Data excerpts
>> BEGIN

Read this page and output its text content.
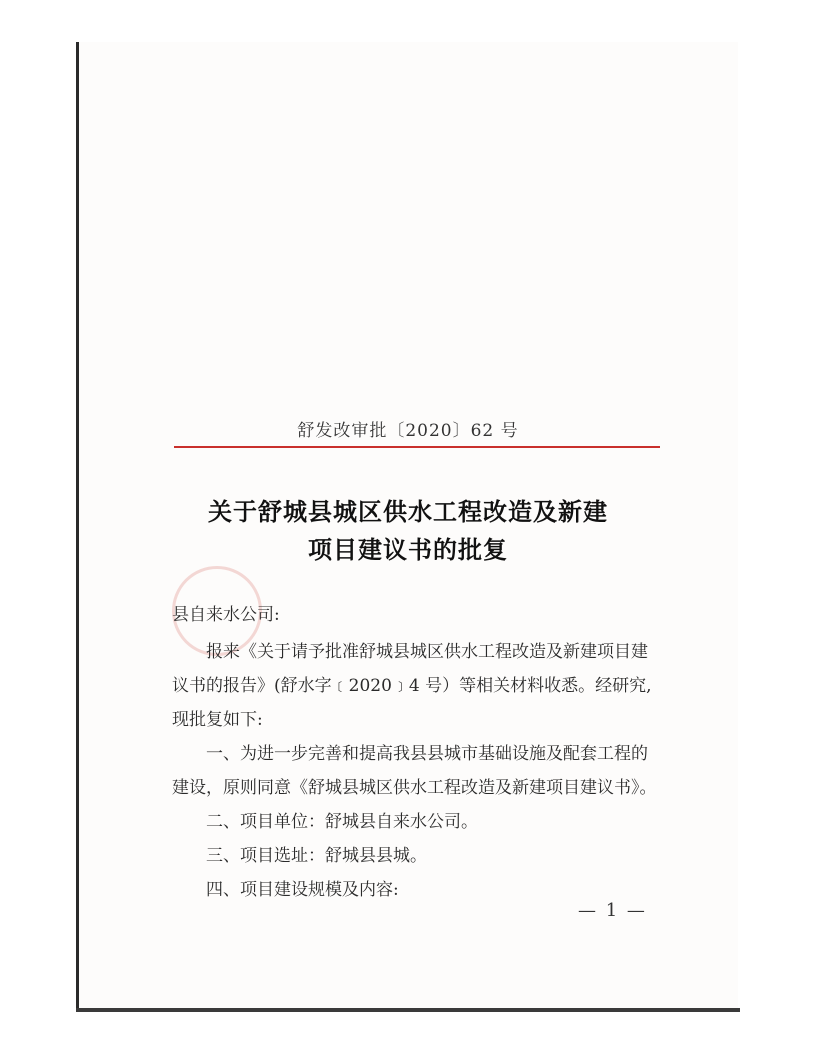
舒发改审批〔2020〕62 号
关于舒城县城区供水工程改造及新建
项目建议书的批复
县自来水公司:
报来《关于请予批准舒城县城区供水工程改造及新建项目建
议书的报告》(舒水字﹝2020﹞4 号）等相关材料收悉。经研究,
现批复如下:
一、为进一步完善和提高我县县城市基础设施及配套工程的
建设，原则同意《舒城县城区供水工程改造及新建项目建议书》。
二、项目单位：舒城县自来水公司。
三、项目选址：舒城县县城。
四、项目建设规模及内容:
— 1 —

>> END

Extract every line of the data exactly; pictures stay out.

#### Complete response
Read this page and output its text content.
舒发改审批〔2020〕62 号
关于舒城县城区供水工程改造及新建
项目建议书的批复
县自来水公司:
报来《关于请予批准舒城县城区供水工程改造及新建项目建
议书的报告》(舒水字﹝2020﹞4 号）等相关材料收悉。经研究,
现批复如下:
一、为进一步完善和提高我县县城市基础设施及配套工程的
建设，原则同意《舒城县城区供水工程改造及新建项目建议书》。
二、项目单位：舒城县自来水公司。
三、项目选址：舒城县县城。
四、项目建设规模及内容:
— 1 —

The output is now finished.